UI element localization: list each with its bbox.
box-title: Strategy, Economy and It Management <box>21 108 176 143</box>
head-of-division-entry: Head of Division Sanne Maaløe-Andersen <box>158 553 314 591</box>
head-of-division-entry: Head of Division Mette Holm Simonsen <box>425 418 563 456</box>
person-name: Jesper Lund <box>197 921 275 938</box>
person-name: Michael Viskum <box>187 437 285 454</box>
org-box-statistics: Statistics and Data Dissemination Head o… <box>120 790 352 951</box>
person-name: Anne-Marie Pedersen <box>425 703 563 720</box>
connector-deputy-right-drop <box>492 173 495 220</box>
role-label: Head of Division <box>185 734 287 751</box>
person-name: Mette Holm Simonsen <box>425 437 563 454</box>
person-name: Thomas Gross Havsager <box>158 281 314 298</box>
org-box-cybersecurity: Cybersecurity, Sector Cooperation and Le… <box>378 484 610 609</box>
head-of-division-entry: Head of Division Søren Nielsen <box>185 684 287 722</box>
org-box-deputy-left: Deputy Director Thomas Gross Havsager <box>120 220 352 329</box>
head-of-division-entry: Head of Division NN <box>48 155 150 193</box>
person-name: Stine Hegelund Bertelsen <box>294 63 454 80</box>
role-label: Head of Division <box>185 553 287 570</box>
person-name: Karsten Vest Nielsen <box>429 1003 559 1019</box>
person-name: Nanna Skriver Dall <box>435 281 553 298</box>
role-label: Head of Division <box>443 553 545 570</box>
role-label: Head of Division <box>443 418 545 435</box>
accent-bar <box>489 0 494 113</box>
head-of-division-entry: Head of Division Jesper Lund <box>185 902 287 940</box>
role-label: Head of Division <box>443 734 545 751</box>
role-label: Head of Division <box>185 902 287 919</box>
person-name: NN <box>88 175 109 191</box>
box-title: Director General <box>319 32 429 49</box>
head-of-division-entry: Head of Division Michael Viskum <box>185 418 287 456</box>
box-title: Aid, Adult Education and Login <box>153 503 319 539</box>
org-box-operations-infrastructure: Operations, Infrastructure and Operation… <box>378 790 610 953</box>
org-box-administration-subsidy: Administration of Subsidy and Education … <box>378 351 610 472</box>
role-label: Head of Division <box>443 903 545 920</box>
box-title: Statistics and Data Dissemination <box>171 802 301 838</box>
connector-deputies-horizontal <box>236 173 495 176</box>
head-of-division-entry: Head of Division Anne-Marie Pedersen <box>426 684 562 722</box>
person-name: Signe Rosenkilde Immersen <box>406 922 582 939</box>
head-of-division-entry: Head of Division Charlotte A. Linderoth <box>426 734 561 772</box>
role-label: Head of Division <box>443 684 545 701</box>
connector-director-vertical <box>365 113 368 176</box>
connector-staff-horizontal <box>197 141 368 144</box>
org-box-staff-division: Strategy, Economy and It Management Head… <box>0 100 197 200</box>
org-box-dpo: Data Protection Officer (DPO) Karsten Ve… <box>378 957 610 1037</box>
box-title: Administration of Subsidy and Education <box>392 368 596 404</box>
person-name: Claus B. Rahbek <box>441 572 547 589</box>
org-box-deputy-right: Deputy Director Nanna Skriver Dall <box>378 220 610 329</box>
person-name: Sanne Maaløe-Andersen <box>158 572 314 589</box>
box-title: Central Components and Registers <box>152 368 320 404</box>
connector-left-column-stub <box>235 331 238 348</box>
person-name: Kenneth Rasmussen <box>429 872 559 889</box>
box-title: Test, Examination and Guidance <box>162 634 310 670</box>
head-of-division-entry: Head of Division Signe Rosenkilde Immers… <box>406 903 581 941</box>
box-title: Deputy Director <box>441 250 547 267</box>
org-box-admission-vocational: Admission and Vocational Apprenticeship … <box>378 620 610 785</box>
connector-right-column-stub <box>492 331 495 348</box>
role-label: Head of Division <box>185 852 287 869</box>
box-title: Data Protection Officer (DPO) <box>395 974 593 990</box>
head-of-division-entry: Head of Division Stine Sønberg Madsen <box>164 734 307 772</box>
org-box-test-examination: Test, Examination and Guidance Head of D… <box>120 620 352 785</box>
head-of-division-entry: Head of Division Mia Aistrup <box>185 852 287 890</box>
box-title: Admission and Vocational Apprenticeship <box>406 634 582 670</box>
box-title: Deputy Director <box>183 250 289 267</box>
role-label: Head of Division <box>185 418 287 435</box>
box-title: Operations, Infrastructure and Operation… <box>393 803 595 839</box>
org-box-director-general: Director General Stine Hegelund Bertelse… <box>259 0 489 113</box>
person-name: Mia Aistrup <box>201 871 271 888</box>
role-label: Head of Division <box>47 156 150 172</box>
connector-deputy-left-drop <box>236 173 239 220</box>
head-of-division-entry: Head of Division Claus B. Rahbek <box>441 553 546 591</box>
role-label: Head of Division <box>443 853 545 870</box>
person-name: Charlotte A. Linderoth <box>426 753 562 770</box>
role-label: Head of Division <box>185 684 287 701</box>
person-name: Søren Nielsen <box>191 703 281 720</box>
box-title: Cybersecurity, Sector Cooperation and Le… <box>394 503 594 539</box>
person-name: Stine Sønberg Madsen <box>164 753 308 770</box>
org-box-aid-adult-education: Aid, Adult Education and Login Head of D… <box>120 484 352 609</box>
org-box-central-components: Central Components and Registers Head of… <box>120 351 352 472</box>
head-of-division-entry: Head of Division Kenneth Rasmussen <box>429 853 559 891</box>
----------------
**Task requirements**
Reproduce every row above verbatim, changing nothing and leaving nothing out.

**Result for this task**
UI element localization: list each with its bbox.
box-title: Strategy, Economy and It Management <box>21 108 176 143</box>
head-of-division-entry: Head of Division Sanne Maaløe-Andersen <box>158 553 314 591</box>
head-of-division-entry: Head of Division Mette Holm Simonsen <box>425 418 563 456</box>
person-name: Jesper Lund <box>197 921 275 938</box>
person-name: Michael Viskum <box>187 437 285 454</box>
org-box-statistics: Statistics and Data Dissemination Head o… <box>120 790 352 951</box>
person-name: Anne-Marie Pedersen <box>425 703 563 720</box>
connector-deputy-right-drop <box>492 173 495 220</box>
role-label: Head of Division <box>185 734 287 751</box>
person-name: Mette Holm Simonsen <box>425 437 563 454</box>
person-name: Thomas Gross Havsager <box>158 281 314 298</box>
org-box-cybersecurity: Cybersecurity, Sector Cooperation and Le… <box>378 484 610 609</box>
head-of-division-entry: Head of Division Søren Nielsen <box>185 684 287 722</box>
org-box-deputy-left: Deputy Director Thomas Gross Havsager <box>120 220 352 329</box>
head-of-division-entry: Head of Division NN <box>48 155 150 193</box>
person-name: Stine Hegelund Bertelsen <box>294 63 454 80</box>
role-label: Head of Division <box>185 553 287 570</box>
person-name: Karsten Vest Nielsen <box>429 1003 559 1019</box>
person-name: Nanna Skriver Dall <box>435 281 553 298</box>
role-label: Head of Division <box>443 553 545 570</box>
role-label: Head of Division <box>443 418 545 435</box>
accent-bar <box>489 0 494 113</box>
head-of-division-entry: Head of Division Jesper Lund <box>185 902 287 940</box>
role-label: Head of Division <box>443 734 545 751</box>
role-label: Head of Division <box>185 902 287 919</box>
person-name: NN <box>88 175 109 191</box>
box-title: Director General <box>319 32 429 49</box>
head-of-division-entry: Head of Division Michael Viskum <box>185 418 287 456</box>
box-title: Aid, Adult Education and Login <box>153 503 319 539</box>
org-box-operations-infrastructure: Operations, Infrastructure and Operation… <box>378 790 610 953</box>
org-box-administration-subsidy: Administration of Subsidy and Education … <box>378 351 610 472</box>
role-label: Head of Division <box>443 903 545 920</box>
box-title: Statistics and Data Dissemination <box>171 802 301 838</box>
connector-deputies-horizontal <box>236 173 495 176</box>
head-of-division-entry: Head of Division Anne-Marie Pedersen <box>426 684 562 722</box>
person-name: Signe Rosenkilde Immersen <box>406 922 582 939</box>
head-of-division-entry: Head of Division Charlotte A. Linderoth <box>426 734 561 772</box>
role-label: Head of Division <box>443 684 545 701</box>
connector-director-vertical <box>365 113 368 176</box>
connector-staff-horizontal <box>197 141 368 144</box>
org-box-staff-division: Strategy, Economy and It Management Head… <box>0 100 197 200</box>
org-box-dpo: Data Protection Officer (DPO) Karsten Ve… <box>378 957 610 1037</box>
box-title: Administration of Subsidy and Education <box>392 368 596 404</box>
person-name: Claus B. Rahbek <box>441 572 547 589</box>
org-box-deputy-right: Deputy Director Nanna Skriver Dall <box>378 220 610 329</box>
person-name: Sanne Maaløe-Andersen <box>158 572 314 589</box>
box-title: Central Components and Registers <box>152 368 320 404</box>
connector-left-column-stub <box>235 331 238 348</box>
person-name: Kenneth Rasmussen <box>429 872 559 889</box>
box-title: Test, Examination and Guidance <box>162 634 310 670</box>
head-of-division-entry: Head of Division Signe Rosenkilde Immers… <box>406 903 581 941</box>
box-title: Deputy Director <box>441 250 547 267</box>
org-box-admission-vocational: Admission and Vocational Apprenticeship … <box>378 620 610 785</box>
connector-right-column-stub <box>492 331 495 348</box>
role-label: Head of Division <box>185 852 287 869</box>
box-title: Data Protection Officer (DPO) <box>395 974 593 990</box>
head-of-division-entry: Head of Division Stine Sønberg Madsen <box>164 734 307 772</box>
org-box-test-examination: Test, Examination and Guidance Head of D… <box>120 620 352 785</box>
head-of-division-entry: Head of Division Mia Aistrup <box>185 852 287 890</box>
box-title: Admission and Vocational Apprenticeship <box>406 634 582 670</box>
box-title: Deputy Director <box>183 250 289 267</box>
role-label: Head of Division <box>185 418 287 435</box>
box-title: Operations, Infrastructure and Operation… <box>393 803 595 839</box>
org-box-director-general: Director General Stine Hegelund Bertelse… <box>259 0 489 113</box>
person-name: Mia Aistrup <box>201 871 271 888</box>
role-label: Head of Division <box>47 156 150 172</box>
connector-deputy-left-drop <box>236 173 239 220</box>
head-of-division-entry: Head of Division Claus B. Rahbek <box>441 553 546 591</box>
role-label: Head of Division <box>443 853 545 870</box>
person-name: Charlotte A. Linderoth <box>426 753 562 770</box>
role-label: Head of Division <box>185 684 287 701</box>
person-name: Søren Nielsen <box>191 703 281 720</box>
box-title: Cybersecurity, Sector Cooperation and Le… <box>394 503 594 539</box>
person-name: Stine Sønberg Madsen <box>164 753 308 770</box>
org-box-aid-adult-education: Aid, Adult Education and Login Head of D… <box>120 484 352 609</box>
org-box-central-components: Central Components and Registers Head of… <box>120 351 352 472</box>
head-of-division-entry: Head of Division Kenneth Rasmussen <box>429 853 559 891</box>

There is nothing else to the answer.